Required task: Take the data below and repeat it exactly.

______

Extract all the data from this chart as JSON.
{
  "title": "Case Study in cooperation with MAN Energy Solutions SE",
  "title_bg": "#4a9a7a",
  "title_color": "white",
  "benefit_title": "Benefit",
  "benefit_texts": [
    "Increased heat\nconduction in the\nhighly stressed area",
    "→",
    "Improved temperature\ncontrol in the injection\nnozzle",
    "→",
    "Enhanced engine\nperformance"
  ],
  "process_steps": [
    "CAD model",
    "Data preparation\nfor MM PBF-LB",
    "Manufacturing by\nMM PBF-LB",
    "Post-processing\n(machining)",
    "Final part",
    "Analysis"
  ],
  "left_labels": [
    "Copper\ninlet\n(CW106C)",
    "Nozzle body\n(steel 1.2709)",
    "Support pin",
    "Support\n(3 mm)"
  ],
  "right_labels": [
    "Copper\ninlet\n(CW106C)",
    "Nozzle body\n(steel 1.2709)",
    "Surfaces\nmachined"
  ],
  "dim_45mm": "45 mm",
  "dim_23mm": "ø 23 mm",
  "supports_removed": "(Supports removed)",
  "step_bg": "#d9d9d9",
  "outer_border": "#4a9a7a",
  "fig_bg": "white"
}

______

Solution below:
Extract all the data from this chart as JSON.
{
  "title": "Case Study in cooperation with MAN Energy Solutions SE",
  "title_bg": "#4a9a7a",
  "title_color": "white",
  "benefit_title": "Benefit",
  "benefit_texts": [
    "Increased heat\nconduction in the\nhighly stressed area",
    "→",
    "Improved temperature\ncontrol in the injection\nnozzle",
    "→",
    "Enhanced engine\nperformance"
  ],
  "process_steps": [
    "CAD model",
    "Data preparation\nfor MM PBF-LB",
    "Manufacturing by\nMM PBF-LB",
    "Post-processing\n(machining)",
    "Final part",
    "Analysis"
  ],
  "left_labels": [
    "Copper\ninlet\n(CW106C)",
    "Nozzle body\n(steel 1.2709)",
    "Support pin",
    "Support\n(3 mm)"
  ],
  "right_labels": [
    "Copper\ninlet\n(CW106C)",
    "Nozzle body\n(steel 1.2709)",
    "Surfaces\nmachined"
  ],
  "dim_45mm": "45 mm",
  "dim_23mm": "ø 23 mm",
  "supports_removed": "(Supports removed)",
  "step_bg": "#d9d9d9",
  "outer_border": "#4a9a7a",
  "fig_bg": "white"
}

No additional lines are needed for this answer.